* Your goal:
In the listing below, locate the lines that hold the string "被子植物". Copy those lines.
## Begin Dataset excerpts
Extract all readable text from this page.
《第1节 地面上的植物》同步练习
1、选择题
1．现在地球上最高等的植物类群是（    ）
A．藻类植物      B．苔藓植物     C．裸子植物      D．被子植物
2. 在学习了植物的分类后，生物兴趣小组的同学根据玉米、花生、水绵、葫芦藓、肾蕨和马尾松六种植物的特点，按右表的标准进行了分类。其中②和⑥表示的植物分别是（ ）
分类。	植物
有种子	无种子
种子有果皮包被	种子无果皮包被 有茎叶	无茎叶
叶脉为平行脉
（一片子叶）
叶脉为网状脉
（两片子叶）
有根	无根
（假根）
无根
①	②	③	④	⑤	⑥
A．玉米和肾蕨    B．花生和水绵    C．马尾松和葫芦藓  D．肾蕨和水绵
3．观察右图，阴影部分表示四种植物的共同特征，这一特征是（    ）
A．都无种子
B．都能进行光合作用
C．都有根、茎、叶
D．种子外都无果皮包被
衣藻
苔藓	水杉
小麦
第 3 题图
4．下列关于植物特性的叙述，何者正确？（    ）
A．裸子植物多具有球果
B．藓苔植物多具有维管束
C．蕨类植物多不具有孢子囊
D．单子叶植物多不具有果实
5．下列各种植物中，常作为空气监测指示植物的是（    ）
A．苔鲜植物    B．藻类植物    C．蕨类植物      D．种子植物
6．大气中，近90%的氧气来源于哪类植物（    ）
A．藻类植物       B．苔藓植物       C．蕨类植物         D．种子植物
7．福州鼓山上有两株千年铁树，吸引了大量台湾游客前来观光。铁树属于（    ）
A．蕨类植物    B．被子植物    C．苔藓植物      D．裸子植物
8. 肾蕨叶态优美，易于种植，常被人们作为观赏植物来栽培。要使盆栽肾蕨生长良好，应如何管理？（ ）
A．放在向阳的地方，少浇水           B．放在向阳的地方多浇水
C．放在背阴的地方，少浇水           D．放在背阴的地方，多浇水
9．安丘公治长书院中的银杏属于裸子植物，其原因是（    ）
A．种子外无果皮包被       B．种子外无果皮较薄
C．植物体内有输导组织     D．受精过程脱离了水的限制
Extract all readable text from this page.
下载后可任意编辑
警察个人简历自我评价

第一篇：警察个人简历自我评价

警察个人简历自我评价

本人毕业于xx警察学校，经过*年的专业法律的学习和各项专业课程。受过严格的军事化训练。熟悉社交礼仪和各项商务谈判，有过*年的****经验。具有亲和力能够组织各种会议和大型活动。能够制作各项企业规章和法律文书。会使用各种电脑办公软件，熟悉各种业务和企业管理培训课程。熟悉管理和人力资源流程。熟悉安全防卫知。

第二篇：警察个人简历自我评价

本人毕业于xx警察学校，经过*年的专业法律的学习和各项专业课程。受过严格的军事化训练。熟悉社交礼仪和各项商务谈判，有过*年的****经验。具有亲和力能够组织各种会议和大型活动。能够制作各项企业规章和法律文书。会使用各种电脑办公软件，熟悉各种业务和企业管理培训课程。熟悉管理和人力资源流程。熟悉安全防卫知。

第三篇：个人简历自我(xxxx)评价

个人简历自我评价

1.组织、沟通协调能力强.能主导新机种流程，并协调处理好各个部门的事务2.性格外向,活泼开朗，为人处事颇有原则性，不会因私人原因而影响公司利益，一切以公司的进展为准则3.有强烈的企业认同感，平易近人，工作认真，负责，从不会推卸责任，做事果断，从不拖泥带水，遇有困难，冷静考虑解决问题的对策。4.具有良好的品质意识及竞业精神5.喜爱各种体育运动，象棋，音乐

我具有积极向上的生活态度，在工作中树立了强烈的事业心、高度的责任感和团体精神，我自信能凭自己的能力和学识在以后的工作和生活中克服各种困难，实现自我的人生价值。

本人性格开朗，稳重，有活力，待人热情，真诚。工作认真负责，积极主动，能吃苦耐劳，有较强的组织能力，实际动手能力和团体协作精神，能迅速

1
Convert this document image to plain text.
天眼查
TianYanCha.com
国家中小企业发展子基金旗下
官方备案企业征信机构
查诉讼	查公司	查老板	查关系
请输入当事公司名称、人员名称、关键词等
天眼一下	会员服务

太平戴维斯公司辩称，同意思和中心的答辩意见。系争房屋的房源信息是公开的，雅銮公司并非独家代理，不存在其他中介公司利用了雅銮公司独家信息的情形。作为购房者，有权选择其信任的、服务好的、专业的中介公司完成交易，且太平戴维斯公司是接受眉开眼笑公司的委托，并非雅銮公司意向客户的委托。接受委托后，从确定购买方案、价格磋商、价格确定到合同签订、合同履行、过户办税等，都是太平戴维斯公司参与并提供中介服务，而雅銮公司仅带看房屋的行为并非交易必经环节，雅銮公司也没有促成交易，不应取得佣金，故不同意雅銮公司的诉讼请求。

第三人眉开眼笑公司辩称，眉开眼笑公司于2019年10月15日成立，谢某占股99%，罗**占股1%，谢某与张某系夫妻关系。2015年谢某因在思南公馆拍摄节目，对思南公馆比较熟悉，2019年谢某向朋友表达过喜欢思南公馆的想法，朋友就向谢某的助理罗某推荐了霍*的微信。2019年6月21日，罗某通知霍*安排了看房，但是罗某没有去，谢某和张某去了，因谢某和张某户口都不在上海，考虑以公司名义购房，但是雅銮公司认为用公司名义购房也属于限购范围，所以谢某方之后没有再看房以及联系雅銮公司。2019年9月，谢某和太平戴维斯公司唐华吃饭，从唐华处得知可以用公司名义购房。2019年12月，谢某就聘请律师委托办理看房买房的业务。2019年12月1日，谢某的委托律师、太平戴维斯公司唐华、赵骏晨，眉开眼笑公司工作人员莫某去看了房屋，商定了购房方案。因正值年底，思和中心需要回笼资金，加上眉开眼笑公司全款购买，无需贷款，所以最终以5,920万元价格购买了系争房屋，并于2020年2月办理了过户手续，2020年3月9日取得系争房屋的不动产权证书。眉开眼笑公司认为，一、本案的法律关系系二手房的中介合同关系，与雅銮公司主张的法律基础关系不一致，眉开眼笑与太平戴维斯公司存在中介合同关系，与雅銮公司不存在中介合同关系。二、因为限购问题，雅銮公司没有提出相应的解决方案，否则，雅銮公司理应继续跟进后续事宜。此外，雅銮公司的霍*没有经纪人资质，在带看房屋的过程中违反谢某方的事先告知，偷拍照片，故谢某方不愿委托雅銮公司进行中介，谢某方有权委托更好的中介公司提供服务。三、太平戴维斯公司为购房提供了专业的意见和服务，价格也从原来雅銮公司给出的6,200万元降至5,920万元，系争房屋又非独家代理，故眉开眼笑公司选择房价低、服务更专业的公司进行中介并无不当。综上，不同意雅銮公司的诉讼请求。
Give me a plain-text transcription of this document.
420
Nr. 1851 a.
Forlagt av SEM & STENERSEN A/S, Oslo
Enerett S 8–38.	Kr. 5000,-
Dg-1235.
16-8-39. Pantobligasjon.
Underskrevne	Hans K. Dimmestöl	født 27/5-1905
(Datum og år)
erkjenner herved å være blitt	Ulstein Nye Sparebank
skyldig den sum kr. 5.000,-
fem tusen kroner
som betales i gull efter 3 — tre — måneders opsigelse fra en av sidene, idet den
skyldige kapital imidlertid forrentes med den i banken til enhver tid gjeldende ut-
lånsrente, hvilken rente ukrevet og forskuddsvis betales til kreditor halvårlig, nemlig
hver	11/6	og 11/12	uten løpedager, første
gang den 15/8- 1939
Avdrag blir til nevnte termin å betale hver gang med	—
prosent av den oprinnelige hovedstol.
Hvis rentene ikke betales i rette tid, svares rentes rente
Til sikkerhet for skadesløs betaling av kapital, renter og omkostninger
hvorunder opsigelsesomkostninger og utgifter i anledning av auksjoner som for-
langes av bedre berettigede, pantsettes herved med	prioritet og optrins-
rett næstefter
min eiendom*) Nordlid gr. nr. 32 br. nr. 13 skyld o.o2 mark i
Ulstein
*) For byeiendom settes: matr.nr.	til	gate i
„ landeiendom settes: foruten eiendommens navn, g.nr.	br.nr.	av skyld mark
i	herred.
## End Dataset excerpts
* The result:
A．藻类植物      B．苔藓植物     C．裸子植物      D．被子植物
A．蕨类植物    B．被子植物    C．苔藓植物      D．裸子植物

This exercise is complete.